[Given task]
Please pull out the lines of the items below unchanged, from the line with "Identify all the" up to and including the line with "spec-cell xyxy=(633,227,639,233)".

[Exercise inputs]
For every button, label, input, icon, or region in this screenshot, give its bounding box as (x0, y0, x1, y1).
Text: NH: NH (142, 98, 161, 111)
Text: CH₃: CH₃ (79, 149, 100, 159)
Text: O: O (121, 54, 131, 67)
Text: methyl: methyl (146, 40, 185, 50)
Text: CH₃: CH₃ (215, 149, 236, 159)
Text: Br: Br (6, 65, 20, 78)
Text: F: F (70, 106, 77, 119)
==
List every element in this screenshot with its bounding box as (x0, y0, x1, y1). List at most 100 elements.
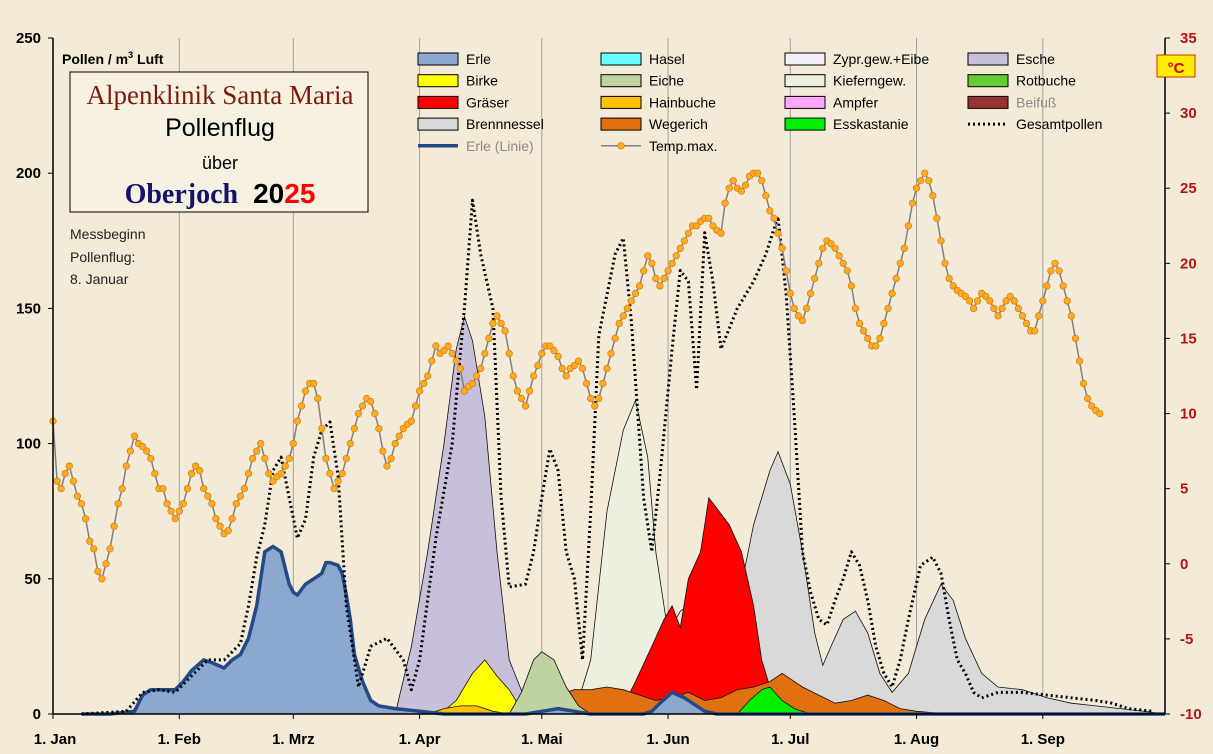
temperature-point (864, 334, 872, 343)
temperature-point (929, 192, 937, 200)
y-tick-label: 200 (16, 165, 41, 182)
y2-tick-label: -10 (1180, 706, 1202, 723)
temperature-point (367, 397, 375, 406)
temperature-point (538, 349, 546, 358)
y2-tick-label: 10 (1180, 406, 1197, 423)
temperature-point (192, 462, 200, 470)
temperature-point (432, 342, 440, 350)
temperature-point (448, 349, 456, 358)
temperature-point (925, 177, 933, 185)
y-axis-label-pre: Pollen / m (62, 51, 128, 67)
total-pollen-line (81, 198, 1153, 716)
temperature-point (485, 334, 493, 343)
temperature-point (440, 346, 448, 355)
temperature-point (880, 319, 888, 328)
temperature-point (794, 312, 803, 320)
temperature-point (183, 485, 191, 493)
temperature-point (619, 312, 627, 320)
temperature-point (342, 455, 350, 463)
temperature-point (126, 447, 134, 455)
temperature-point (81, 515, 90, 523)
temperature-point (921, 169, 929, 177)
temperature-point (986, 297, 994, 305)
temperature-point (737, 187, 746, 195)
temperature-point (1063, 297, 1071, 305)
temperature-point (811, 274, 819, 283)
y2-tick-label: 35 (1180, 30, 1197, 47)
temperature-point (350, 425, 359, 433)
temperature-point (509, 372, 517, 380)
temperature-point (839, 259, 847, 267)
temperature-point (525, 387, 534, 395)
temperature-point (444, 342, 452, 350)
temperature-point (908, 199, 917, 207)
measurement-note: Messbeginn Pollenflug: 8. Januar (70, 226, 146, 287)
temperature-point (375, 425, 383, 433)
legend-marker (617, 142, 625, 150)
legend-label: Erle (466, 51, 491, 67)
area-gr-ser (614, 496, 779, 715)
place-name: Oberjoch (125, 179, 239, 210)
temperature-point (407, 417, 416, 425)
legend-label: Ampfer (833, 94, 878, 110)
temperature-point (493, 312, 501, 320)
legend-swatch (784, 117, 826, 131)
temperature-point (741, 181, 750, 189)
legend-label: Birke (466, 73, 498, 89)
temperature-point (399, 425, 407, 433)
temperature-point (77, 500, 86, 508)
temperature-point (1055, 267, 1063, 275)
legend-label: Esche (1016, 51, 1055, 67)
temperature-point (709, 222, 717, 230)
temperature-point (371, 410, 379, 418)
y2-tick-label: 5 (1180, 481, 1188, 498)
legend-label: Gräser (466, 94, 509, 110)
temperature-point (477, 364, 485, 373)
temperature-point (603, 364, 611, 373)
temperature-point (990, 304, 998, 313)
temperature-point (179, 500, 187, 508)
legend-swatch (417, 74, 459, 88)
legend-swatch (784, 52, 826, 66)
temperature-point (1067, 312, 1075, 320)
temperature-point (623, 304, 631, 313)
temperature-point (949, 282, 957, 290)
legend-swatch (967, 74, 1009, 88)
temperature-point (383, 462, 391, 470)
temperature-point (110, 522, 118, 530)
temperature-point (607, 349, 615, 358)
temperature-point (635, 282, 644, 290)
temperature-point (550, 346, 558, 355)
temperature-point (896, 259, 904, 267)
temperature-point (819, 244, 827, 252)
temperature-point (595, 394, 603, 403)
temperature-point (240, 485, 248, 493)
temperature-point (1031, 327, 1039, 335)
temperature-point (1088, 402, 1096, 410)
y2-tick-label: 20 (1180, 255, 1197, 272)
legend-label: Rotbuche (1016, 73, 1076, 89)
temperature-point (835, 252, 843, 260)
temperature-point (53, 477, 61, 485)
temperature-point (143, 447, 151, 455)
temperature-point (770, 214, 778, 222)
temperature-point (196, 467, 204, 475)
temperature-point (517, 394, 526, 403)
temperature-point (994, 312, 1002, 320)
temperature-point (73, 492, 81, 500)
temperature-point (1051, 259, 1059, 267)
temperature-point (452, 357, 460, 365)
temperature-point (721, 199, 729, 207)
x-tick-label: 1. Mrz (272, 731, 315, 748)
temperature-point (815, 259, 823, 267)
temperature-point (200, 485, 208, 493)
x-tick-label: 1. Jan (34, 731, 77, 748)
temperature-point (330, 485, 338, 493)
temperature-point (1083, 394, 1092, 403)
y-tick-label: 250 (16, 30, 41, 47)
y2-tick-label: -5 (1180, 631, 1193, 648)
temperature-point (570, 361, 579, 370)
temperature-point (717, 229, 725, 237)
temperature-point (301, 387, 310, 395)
--
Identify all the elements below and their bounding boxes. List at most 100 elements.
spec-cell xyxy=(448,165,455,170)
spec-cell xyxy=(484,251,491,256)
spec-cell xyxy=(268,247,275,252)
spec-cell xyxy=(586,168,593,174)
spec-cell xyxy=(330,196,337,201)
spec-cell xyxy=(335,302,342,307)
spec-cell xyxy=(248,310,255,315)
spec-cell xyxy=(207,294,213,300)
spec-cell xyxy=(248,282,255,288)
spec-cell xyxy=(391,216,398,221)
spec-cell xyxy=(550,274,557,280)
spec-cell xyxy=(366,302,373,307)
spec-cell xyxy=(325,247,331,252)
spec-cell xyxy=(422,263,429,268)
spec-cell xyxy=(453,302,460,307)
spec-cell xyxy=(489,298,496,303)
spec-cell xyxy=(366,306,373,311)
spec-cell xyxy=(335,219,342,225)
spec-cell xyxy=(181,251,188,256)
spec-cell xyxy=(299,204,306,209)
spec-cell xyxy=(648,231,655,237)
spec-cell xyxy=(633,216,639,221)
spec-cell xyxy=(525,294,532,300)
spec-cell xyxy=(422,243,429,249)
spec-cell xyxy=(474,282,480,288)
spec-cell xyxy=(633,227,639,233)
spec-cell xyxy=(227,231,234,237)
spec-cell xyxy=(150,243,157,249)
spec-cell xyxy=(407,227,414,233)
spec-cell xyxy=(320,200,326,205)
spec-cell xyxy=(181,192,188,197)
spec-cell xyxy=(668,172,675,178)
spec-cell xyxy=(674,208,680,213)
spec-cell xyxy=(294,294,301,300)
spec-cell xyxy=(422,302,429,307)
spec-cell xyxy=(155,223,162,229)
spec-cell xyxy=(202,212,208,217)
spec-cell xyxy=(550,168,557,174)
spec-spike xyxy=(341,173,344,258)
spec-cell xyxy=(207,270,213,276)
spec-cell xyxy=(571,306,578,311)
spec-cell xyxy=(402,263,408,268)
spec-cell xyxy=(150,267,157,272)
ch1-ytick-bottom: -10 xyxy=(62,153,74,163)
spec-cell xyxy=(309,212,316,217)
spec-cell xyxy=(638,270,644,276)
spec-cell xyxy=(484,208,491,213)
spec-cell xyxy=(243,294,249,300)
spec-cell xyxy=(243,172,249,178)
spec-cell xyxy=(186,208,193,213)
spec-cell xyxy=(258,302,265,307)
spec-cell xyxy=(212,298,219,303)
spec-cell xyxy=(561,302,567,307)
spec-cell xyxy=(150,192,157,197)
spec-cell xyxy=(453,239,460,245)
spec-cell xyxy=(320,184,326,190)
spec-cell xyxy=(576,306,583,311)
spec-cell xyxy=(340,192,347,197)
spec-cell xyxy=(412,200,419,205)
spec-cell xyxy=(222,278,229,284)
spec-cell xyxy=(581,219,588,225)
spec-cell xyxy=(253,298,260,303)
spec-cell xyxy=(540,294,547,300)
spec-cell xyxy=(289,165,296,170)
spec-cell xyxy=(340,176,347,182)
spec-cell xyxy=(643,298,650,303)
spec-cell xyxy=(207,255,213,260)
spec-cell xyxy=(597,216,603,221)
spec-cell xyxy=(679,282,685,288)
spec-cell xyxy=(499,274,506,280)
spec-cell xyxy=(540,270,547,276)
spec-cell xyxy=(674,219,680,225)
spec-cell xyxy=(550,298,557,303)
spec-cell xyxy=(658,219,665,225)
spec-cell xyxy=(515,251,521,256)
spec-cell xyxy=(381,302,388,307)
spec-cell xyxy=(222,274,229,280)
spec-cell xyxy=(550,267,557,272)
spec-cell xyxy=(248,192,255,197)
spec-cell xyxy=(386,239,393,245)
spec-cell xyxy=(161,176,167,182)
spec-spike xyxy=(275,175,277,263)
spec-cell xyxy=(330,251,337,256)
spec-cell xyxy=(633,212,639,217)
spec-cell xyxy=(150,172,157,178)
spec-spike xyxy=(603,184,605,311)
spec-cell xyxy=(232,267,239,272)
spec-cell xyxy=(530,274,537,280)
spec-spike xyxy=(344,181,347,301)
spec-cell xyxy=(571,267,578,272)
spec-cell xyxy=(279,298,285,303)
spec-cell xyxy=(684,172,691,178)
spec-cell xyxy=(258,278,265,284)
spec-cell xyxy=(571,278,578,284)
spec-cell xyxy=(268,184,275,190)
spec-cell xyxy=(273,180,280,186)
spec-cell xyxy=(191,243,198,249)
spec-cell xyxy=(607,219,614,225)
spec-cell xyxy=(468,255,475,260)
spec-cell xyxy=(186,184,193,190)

[Complete output]
Identify all the elements below and their bounding boxes. List at most 100 elements.
spec-cell xyxy=(448,165,455,170)
spec-cell xyxy=(484,251,491,256)
spec-cell xyxy=(268,247,275,252)
spec-cell xyxy=(586,168,593,174)
spec-cell xyxy=(330,196,337,201)
spec-cell xyxy=(335,302,342,307)
spec-cell xyxy=(248,310,255,315)
spec-cell xyxy=(207,294,213,300)
spec-cell xyxy=(248,282,255,288)
spec-cell xyxy=(391,216,398,221)
spec-cell xyxy=(550,274,557,280)
spec-cell xyxy=(366,302,373,307)
spec-cell xyxy=(325,247,331,252)
spec-cell xyxy=(422,263,429,268)
spec-cell xyxy=(453,302,460,307)
spec-cell xyxy=(489,298,496,303)
spec-cell xyxy=(366,306,373,311)
spec-cell xyxy=(335,219,342,225)
spec-cell xyxy=(181,251,188,256)
spec-cell xyxy=(299,204,306,209)
spec-cell xyxy=(648,231,655,237)
spec-cell xyxy=(633,216,639,221)
spec-cell xyxy=(525,294,532,300)
spec-cell xyxy=(422,243,429,249)
spec-cell xyxy=(474,282,480,288)
spec-cell xyxy=(633,227,639,233)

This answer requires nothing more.